- Information shown
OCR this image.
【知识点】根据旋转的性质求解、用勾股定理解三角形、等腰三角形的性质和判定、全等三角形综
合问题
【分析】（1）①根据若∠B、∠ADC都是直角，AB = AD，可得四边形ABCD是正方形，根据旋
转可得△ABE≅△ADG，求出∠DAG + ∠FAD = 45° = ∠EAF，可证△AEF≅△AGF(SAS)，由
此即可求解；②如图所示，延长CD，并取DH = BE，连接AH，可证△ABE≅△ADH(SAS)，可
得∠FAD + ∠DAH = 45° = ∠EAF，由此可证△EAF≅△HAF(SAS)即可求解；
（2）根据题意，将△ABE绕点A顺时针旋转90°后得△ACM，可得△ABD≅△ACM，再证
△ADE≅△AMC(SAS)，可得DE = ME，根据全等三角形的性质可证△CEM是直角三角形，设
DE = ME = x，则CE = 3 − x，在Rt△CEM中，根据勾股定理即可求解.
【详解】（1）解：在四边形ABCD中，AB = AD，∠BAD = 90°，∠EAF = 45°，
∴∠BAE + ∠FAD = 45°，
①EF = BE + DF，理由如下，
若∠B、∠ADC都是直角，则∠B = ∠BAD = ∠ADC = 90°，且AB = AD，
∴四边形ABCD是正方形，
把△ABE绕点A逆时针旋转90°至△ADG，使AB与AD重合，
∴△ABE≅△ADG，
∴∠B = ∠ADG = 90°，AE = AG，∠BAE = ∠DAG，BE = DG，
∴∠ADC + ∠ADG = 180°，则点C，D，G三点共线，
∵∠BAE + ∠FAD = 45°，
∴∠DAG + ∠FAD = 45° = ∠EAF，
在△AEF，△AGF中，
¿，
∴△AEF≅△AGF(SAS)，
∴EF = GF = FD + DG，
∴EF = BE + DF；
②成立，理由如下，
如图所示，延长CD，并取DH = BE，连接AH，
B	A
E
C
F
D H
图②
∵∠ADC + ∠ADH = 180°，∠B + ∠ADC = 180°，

- What is required
Output all of the data again. Match it exactly.

- Response to the exercise
OCR this image.
【知识点】根据旋转的性质求解、用勾股定理解三角形、等腰三角形的性质和判定、全等三角形综
合问题
【分析】（1）①根据若∠B、∠ADC都是直角，AB = AD，可得四边形ABCD是正方形，根据旋
转可得△ABE≅△ADG，求出∠DAG + ∠FAD = 45° = ∠EAF，可证△AEF≅△AGF(SAS)，由
此即可求解；②如图所示，延长CD，并取DH = BE，连接AH，可证△ABE≅△ADH(SAS)，可
得∠FAD + ∠DAH = 45° = ∠EAF，由此可证△EAF≅△HAF(SAS)即可求解；
（2）根据题意，将△ABE绕点A顺时针旋转90°后得△ACM，可得△ABD≅△ACM，再证
△ADE≅△AMC(SAS)，可得DE = ME，根据全等三角形的性质可证△CEM是直角三角形，设
DE = ME = x，则CE = 3 − x，在Rt△CEM中，根据勾股定理即可求解.
【详解】（1）解：在四边形ABCD中，AB = AD，∠BAD = 90°，∠EAF = 45°，
∴∠BAE + ∠FAD = 45°，
①EF = BE + DF，理由如下，
若∠B、∠ADC都是直角，则∠B = ∠BAD = ∠ADC = 90°，且AB = AD，
∴四边形ABCD是正方形，
把△ABE绕点A逆时针旋转90°至△ADG，使AB与AD重合，
∴△ABE≅△ADG，
∴∠B = ∠ADG = 90°，AE = AG，∠BAE = ∠DAG，BE = DG，
∴∠ADC + ∠ADG = 180°，则点C，D，G三点共线，
∵∠BAE + ∠FAD = 45°，
∴∠DAG + ∠FAD = 45° = ∠EAF，
在△AEF，△AGF中，
¿，
∴△AEF≅△AGF(SAS)，
∴EF = GF = FD + DG，
∴EF = BE + DF；
②成立，理由如下，
如图所示，延长CD，并取DH = BE，连接AH，
B	A
E
C
F
D H
图②
∵∠ADC + ∠ADH = 180°，∠B + ∠ADC = 180°，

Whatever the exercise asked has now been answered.